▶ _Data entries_
━━━━━━━━━━━━━━━━━━━━━━━━━━━━━━

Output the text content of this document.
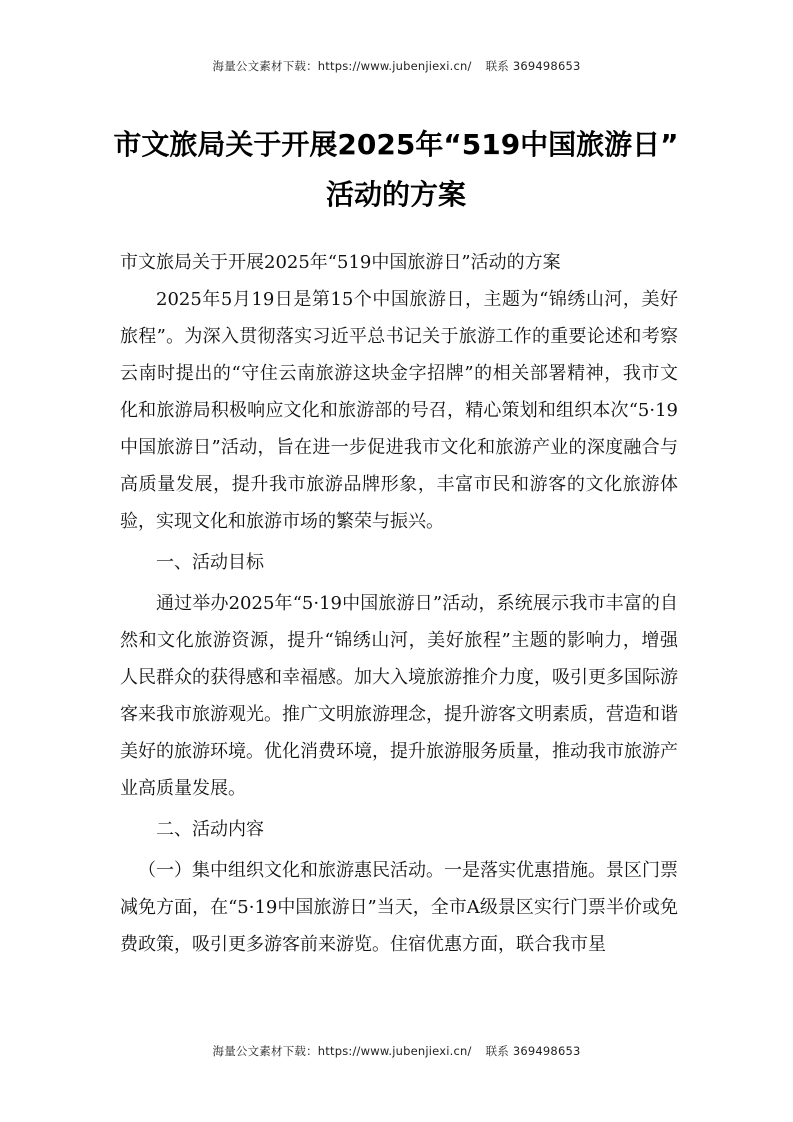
海量公文素材下载：https://www.jubenjiexi.cn/ 联系 369498653
市文旅局关于开展2025年“519中国旅游日”
活动的方案

市文旅局关于开展2025年“519中国旅游日”活动的方案

2025年5月19日是第15个中国旅游日，主题为“锦绣山河，美好旅程”。为深入贯彻落实习近平总书记关于旅游工作的重要论述和考察云南时提出的“守住云南旅游这块金字招牌”的相关部署精神，我市文化和旅游局积极响应文化和旅游部的号召，精心策划和组织本次“5·19中国旅游日”活动，旨在进一步促进我市文化和旅游产业的深度融合与高质量发展，提升我市旅游品牌形象，丰富市民和游客的文化旅游体验，实现文化和旅游市场的繁荣与振兴。

一、活动目标

通过举办2025年“5·19中国旅游日”活动，系统展示我市丰富的自然和文化旅游资源，提升“锦绣山河，美好旅程”主题的影响力，增强人民群众的获得感和幸福感。加大入境旅游推介力度，吸引更多国际游客来我市旅游观光。推广文明旅游理念，提升游客文明素质，营造和谐美好的旅游环境。优化消费环境，提升旅游服务质量，推动我市旅游产业高质量发展。

二、活动内容

（一）集中组织文化和旅游惠民活动。一是落实优惠措施。景区门票减免方面，在“5·19中国旅游日”当天，全市A级景区实行门票半价或免费政策，吸引更多游客前来游览。住宿优惠方面，联合我市星

海量公文素材下载：https://www.jubenjiexi.cn/ 联系 369498653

━━━━━━━━━━━━━━━━━━━━━━━━━━━━━━

▶ _Task description_
State the number of lines above that hold the string "活动的方案", with nothing added.

▶ _Exercise result_
2